■ **Objet de la tâche**: Reformulez plus brièvement le paragraphe de l'extrait sur le cumul emploi-retraite qui commence par « Avec les nouvelles règles issues ». Conservez-en les informations essentielles.

À partir du 1er janvier 2027, cumuler pension et salaire sera bien plus encadré. L’âge au moment du départ pèsera désormais lourd sur vos revenus.
En bref
- Le cumul sera durci dès janvier 2027
- 67 ans devient l’âge clé
- Partir avant 2027 peut changer la donne
À partir du 1ᵉʳ janvier 2027, le seuil qui comptera vraiment sera simple à retenir, 67 ans. En dessous, cumuler une pension et un revenu d’activité deviendra bien plus compliqué. Et pour beaucoup de futurs retraités, ce n’est pas un détail.
Le vrai tournant, ce sera 67 ans
Avec les nouvelles règles issues de la loi de financement de la Sécurité sociale, le cumul emploi-retraite sans plafond ne survivra que dans un cas. Il faudra avoir liquidé sa retraite à partir de 67 ans. Là, le retraité pourra continuer à toucher l’intégralité de ses pensions et de ses nouveaux revenus, sans limite, et les cotisations continueront d’ouvrir des droits à une seconde pension.
Bon, c’est ce point qui change la logique du système. Jusqu’ici, l’âge n’avait pas ce poids-là dans l’accès au cumul intégral.
Jusqu’à fin 2026, un cadre encore nettement plus souple
D’ici au 31 décembre 2026, les règles actuelles restent en place. Le dispositif le plus favorable permet de percevoir 100 % de ses retraites de base et complémentaires, sans plafond de revenus, à condition d’avoir liquidé toutes ses pensions, atteint l’âge légal et validé les trimestres nécessaires au taux plein.

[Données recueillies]

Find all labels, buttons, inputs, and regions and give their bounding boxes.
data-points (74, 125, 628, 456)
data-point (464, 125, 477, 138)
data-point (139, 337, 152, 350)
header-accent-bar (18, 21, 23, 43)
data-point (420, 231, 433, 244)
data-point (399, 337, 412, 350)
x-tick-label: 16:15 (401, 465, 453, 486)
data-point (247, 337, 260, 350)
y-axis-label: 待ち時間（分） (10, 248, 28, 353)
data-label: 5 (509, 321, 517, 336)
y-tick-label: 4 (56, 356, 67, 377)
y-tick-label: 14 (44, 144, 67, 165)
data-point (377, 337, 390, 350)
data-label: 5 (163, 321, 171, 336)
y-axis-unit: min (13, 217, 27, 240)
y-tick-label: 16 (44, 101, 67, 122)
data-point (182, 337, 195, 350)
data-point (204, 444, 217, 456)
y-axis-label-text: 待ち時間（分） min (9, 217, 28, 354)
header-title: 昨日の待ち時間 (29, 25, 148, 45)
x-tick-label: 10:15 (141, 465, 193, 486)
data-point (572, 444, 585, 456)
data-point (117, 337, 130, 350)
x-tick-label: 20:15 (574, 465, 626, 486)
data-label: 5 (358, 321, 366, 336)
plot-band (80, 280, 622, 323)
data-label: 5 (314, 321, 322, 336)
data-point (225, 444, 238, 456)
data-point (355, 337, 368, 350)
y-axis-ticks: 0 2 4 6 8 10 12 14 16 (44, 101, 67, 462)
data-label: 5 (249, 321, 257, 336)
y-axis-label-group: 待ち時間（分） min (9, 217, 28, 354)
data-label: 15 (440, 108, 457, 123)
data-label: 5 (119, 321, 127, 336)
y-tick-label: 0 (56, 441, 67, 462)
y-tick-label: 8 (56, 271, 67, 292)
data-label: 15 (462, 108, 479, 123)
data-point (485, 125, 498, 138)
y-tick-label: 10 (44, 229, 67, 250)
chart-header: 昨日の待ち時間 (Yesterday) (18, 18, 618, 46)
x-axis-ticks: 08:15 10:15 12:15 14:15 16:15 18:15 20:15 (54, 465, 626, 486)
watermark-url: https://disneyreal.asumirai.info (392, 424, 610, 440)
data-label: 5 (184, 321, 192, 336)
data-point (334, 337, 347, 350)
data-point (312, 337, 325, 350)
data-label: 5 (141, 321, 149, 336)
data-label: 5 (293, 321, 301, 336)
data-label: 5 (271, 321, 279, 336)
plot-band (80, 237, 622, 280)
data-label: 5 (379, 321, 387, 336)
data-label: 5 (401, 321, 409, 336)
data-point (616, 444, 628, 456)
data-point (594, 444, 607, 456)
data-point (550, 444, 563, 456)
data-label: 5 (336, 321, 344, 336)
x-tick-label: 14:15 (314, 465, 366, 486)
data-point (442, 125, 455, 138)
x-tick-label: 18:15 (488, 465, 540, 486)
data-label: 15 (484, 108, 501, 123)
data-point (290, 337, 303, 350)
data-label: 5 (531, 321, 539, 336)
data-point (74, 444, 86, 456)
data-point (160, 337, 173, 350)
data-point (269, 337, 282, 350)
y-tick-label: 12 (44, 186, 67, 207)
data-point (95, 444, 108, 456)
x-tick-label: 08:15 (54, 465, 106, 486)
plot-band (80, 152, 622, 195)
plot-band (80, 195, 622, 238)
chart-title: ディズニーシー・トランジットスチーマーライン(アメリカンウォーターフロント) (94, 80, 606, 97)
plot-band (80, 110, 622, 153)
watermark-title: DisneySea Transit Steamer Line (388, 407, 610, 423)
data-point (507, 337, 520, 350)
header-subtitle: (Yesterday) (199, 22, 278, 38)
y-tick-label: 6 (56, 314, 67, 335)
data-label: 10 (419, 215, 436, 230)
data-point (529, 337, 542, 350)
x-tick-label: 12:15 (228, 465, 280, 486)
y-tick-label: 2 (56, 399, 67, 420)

■ **Résultat de la tâche**: Selon les nouvelles règles issues de la loi de financement de la Sécurité sociale, le cumul emploi-retraite sans plafond ne restera possible que si la retraite a été liquidée à partir de 67 ans. Le retraité percevra alors sans limite l'intégralité de ses pensions et de ses nouveaux revenus, et ses cotisations continueront d'ouvrir des droits à une seconde pension.